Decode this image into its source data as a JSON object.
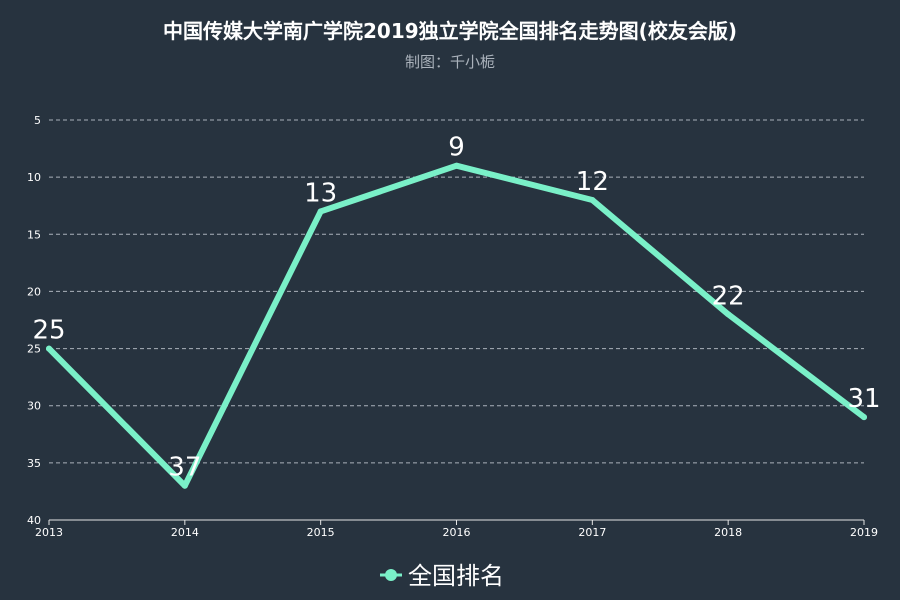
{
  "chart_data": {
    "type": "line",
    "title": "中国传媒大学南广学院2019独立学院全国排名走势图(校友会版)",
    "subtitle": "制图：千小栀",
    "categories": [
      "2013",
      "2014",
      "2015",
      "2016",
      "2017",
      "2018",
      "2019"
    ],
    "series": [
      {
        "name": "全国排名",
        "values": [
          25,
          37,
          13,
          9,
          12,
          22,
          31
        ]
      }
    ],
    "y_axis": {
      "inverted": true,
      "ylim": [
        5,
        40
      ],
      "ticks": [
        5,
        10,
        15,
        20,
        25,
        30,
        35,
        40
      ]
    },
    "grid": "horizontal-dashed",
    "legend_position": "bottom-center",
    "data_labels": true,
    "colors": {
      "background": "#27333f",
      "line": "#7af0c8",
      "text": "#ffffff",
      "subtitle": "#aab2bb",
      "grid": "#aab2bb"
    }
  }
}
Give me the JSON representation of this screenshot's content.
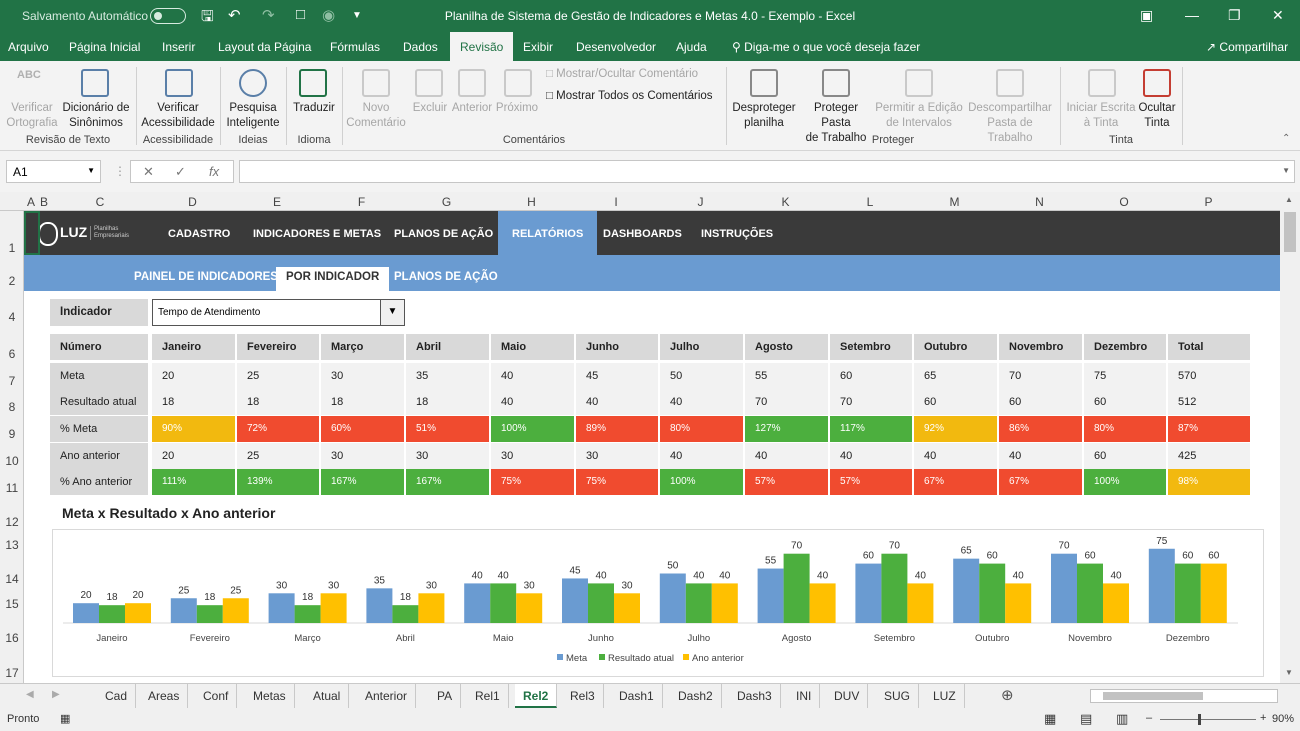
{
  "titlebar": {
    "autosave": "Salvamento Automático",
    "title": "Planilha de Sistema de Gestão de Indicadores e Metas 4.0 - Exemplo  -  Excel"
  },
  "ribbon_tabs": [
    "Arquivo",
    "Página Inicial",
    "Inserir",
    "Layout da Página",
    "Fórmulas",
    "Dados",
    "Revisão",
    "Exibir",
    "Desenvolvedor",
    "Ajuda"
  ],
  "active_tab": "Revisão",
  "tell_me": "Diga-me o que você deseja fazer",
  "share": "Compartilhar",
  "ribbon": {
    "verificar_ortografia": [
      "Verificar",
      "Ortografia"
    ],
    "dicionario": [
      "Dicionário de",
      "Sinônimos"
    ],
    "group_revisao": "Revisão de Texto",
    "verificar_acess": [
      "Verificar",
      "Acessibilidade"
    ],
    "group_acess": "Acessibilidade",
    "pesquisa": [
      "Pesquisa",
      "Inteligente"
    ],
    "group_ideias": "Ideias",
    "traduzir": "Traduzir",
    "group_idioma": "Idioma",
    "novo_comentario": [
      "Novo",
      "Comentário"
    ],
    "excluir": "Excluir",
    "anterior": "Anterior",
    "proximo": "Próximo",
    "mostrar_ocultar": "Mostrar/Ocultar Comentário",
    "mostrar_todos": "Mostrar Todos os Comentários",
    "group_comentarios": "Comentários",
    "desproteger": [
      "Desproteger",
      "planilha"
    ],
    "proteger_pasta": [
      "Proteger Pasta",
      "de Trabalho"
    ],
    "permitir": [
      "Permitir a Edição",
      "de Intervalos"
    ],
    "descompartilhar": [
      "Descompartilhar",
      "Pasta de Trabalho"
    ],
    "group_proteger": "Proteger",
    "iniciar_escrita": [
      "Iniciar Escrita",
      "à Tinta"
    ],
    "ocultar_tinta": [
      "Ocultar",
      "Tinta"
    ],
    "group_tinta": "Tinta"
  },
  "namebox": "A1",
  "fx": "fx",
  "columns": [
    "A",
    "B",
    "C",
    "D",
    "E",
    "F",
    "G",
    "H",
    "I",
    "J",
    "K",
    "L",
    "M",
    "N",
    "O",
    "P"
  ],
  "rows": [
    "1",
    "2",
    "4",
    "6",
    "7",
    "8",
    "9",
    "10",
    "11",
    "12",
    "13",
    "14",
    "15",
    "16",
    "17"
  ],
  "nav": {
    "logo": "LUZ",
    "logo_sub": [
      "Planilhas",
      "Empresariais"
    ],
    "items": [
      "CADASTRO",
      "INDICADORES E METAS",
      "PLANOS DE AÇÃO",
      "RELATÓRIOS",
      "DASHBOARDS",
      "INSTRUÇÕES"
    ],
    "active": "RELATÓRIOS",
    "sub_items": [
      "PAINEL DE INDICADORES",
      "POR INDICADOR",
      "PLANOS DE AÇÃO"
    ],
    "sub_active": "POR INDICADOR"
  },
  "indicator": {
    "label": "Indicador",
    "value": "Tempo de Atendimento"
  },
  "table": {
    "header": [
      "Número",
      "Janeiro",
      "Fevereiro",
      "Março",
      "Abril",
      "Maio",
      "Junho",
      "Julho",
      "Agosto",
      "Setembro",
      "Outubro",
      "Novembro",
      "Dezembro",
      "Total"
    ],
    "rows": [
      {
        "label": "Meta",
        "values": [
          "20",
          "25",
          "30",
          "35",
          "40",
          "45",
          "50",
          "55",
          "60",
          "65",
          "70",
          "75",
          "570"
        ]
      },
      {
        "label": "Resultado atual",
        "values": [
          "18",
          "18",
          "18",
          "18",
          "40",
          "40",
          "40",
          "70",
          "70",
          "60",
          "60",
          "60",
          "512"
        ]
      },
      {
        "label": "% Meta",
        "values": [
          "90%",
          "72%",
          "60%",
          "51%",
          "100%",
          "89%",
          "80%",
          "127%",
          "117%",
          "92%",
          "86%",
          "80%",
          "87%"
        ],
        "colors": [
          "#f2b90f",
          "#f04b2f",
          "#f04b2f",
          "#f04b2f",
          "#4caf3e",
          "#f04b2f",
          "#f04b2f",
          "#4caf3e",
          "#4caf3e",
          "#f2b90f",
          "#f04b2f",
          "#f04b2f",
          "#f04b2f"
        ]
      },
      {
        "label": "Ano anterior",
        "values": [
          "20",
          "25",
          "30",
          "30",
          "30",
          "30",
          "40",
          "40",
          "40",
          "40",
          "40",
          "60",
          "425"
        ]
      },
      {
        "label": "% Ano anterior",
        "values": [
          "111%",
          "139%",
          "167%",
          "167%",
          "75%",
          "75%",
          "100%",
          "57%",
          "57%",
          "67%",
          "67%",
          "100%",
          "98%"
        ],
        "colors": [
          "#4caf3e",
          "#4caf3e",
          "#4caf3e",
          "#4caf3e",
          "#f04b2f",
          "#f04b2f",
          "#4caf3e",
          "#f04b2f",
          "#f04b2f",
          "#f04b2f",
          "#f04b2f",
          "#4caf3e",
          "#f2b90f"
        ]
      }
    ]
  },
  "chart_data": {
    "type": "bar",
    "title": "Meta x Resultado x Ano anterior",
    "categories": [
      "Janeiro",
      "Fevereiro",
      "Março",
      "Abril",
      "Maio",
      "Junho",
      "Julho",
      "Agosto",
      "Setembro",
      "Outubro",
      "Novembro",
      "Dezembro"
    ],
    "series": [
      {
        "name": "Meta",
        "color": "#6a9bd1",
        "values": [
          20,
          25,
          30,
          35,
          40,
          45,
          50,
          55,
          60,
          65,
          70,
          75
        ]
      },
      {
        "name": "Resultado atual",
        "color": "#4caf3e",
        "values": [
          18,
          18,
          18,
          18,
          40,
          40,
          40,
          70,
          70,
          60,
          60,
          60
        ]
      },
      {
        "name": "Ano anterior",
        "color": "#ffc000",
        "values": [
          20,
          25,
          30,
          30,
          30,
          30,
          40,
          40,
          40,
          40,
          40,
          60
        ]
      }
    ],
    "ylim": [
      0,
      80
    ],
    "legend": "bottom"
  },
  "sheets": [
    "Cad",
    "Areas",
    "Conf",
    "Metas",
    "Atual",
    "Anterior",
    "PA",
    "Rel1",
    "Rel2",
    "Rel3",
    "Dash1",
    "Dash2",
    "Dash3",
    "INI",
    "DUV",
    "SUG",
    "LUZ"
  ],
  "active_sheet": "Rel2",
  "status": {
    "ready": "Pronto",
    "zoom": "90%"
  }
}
# # # #
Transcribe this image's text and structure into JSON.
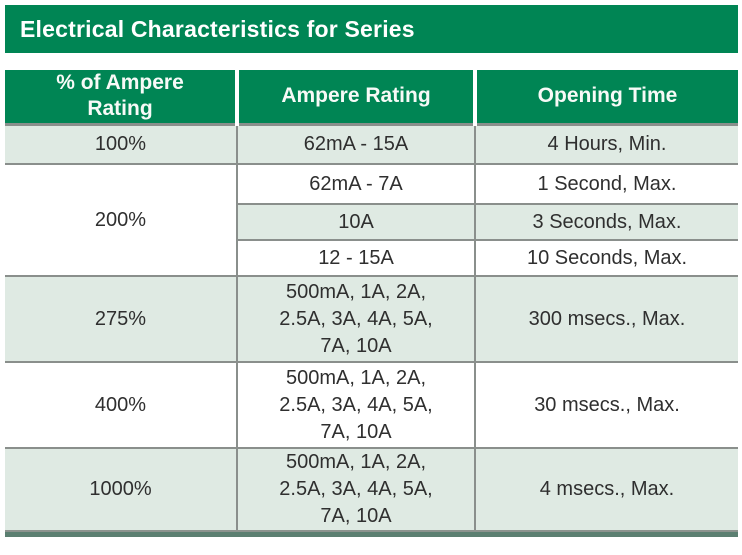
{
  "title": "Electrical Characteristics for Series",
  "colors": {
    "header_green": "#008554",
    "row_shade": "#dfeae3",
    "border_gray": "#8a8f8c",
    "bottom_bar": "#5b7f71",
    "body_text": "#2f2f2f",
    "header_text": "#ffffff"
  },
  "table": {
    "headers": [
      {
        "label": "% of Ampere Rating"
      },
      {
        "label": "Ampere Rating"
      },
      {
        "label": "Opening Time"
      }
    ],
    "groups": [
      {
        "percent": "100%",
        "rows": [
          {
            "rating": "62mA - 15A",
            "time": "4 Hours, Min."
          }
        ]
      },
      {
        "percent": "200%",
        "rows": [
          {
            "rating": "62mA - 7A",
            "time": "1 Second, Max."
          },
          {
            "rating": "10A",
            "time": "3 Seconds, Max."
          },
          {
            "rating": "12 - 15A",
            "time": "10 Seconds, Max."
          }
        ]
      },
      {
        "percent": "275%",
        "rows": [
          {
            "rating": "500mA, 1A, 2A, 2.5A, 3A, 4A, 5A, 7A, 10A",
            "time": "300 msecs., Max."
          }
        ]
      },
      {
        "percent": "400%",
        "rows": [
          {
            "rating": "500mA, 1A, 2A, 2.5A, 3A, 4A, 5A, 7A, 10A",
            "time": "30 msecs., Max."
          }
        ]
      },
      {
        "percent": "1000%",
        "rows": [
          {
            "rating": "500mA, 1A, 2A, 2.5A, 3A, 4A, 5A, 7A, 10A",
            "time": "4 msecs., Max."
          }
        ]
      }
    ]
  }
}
# # # #
Pull every line containing the word "Seconds" out of the material and copy it.

            "time": "3 Seconds, Max."
            "time": "10 Seconds, Max."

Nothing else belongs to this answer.